### REQUIRED TASK
Please give the data below again in full, exactly as it stands.

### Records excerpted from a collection
++++++++++

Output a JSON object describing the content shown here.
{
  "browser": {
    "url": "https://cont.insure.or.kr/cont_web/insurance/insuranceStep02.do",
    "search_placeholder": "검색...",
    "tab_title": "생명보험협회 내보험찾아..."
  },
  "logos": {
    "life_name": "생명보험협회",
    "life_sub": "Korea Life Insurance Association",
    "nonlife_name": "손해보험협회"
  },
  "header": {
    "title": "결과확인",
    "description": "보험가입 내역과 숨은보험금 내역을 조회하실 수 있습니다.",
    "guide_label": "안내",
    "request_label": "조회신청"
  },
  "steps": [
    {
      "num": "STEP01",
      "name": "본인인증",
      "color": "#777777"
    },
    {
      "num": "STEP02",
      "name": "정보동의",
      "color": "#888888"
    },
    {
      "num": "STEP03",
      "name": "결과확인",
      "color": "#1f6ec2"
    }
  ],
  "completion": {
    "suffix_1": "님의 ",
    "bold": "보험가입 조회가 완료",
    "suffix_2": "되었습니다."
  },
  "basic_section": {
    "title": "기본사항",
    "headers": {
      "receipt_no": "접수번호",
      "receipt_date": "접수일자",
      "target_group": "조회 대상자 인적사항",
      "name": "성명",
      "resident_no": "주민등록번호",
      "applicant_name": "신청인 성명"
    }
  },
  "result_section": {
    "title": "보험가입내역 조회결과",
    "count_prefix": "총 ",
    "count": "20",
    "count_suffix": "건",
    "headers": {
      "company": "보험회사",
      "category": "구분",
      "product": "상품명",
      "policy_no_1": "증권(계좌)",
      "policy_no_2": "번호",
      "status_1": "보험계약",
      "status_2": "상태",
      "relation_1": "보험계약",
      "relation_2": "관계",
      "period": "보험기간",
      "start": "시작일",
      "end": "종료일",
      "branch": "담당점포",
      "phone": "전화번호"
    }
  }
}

++++++++++

### OUTPUT OF THE TASK
Output a JSON object describing the content shown here.
{
  "browser": {
    "url": "https://cont.insure.or.kr/cont_web/insurance/insuranceStep02.do",
    "search_placeholder": "검색...",
    "tab_title": "생명보험협회 내보험찾아..."
  },
  "logos": {
    "life_name": "생명보험협회",
    "life_sub": "Korea Life Insurance Association",
    "nonlife_name": "손해보험협회"
  },
  "header": {
    "title": "결과확인",
    "description": "보험가입 내역과 숨은보험금 내역을 조회하실 수 있습니다.",
    "guide_label": "안내",
    "request_label": "조회신청"
  },
  "steps": [
    {
      "num": "STEP01",
      "name": "본인인증",
      "color": "#777777"
    },
    {
      "num": "STEP02",
      "name": "정보동의",
      "color": "#888888"
    },
    {
      "num": "STEP03",
      "name": "결과확인",
      "color": "#1f6ec2"
    }
  ],
  "completion": {
    "suffix_1": "님의 ",
    "bold": "보험가입 조회가 완료",
    "suffix_2": "되었습니다."
  },
  "basic_section": {
    "title": "기본사항",
    "headers": {
      "receipt_no": "접수번호",
      "receipt_date": "접수일자",
      "target_group": "조회 대상자 인적사항",
      "name": "성명",
      "resident_no": "주민등록번호",
      "applicant_name": "신청인 성명"
    }
  },
  "result_section": {
    "title": "보험가입내역 조회결과",
    "count_prefix": "총 ",
    "count": "20",
    "count_suffix": "건",
    "headers": {
      "company": "보험회사",
      "category": "구분",
      "product": "상품명",
      "policy_no_1": "증권(계좌)",
      "policy_no_2": "번호",
      "status_1": "보험계약",
      "status_2": "상태",
      "relation_1": "보험계약",
      "relation_2": "관계",
      "period": "보험기간",
      "start": "시작일",
      "end": "종료일",
      "branch": "담당점포",
      "phone": "전화번호"
    }
  }
}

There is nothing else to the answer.